Reproduce the passage of the spleeter notebook excerpt below, everything from "You can see" down to "os.makedirs('Songs/accompaniment', exist_ok=True)".

_Text excerpt_:
####################

You can see above that  a few things are done. We managed to figure out all the different song files and sort them by order to mix.

The next step is to get the components of the songs that we will be using. For DJ Mixing, the most useful parts of the songs to interact with are **Vocals** and **Accompaniment**. We will use spleeter to do all of the hard machine learning work to split the song into these 2 stems.

In [None]:
audio_adapter = AudioAdapter.default()

# Ensure the directories exist
os.makedirs('Songs/vocals', exist_ok=True)
os.makedirs('Songs/accompaniment', exist_ok=True)

for file_name in file_list[9:]:
    if not file_name.endswith('.mp3'):
        continue
    file_path = os.path.join(folder_path, file_name)
    waveform, fs = audio_adapter.load(file_path)
    print(waveform.shape, fs)

####################

[Stored records]
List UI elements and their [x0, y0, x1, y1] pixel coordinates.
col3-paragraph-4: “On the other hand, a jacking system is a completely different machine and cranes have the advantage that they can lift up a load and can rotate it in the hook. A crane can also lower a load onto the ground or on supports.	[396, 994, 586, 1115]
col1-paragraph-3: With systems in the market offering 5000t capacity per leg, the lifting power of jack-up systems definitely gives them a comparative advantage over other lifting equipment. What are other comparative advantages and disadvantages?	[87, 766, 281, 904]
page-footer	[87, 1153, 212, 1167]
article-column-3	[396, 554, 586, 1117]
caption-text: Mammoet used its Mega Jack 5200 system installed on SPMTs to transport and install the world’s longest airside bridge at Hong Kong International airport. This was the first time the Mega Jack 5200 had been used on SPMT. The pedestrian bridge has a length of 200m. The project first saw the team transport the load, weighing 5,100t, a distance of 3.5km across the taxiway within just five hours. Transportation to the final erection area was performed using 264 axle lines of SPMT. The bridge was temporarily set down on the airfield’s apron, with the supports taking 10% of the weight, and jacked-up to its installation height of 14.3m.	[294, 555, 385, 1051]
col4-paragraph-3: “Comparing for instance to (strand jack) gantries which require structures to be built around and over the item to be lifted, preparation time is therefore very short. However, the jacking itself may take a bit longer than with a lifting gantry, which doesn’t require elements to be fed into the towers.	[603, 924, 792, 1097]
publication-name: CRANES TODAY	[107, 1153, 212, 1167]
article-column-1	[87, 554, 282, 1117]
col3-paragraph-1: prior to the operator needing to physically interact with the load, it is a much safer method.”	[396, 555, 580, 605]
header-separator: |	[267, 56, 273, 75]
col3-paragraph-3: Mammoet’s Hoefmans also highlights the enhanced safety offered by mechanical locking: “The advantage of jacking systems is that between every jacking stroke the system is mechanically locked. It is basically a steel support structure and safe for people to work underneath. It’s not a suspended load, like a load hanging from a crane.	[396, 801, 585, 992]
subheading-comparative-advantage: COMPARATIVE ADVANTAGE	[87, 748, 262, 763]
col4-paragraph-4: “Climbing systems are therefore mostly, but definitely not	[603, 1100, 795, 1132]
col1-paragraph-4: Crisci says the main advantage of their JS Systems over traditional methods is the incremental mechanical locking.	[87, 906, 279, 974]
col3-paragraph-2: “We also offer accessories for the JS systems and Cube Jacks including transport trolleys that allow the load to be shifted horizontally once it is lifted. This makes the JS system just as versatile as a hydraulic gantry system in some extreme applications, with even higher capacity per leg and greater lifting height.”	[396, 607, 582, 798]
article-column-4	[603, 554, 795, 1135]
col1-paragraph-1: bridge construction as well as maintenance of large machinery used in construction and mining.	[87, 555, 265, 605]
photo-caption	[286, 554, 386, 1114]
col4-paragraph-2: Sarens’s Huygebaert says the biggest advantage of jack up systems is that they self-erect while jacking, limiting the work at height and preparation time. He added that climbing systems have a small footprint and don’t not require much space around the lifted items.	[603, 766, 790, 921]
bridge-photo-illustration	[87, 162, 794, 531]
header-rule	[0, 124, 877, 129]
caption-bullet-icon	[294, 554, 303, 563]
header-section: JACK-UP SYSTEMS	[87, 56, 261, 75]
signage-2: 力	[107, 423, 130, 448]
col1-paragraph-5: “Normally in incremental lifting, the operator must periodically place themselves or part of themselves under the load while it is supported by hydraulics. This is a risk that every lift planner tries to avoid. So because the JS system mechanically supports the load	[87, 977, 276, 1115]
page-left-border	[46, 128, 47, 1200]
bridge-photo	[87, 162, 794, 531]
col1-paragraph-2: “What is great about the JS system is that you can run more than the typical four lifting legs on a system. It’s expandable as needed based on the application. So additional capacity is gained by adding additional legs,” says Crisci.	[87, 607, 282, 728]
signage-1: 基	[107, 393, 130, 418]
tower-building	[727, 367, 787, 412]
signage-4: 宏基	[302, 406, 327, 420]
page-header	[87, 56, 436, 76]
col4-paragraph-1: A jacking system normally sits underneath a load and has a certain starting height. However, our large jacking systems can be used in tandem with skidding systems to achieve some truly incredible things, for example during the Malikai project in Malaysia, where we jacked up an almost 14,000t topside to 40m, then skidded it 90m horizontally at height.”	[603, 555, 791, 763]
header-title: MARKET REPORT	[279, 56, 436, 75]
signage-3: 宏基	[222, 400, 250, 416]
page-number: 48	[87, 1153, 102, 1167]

####################

_Task answer_:
You can see above that  a few things are done. We managed to figure out all the different song files and sort them by order to mix.

The next step is to get the components of the songs that we will be using. For DJ Mixing, the most useful parts of the songs to interact with are **Vocals** and **Accompaniment**. We will use spleeter to do all of the hard machine learning work to split the song into these 2 stems.

In [None]:
audio_adapter = AudioAdapter.default()

# Ensure the directories exist
os.makedirs('Songs/vocals', exist_ok=True)
os.makedirs('Songs/accompaniment', exist_ok=True)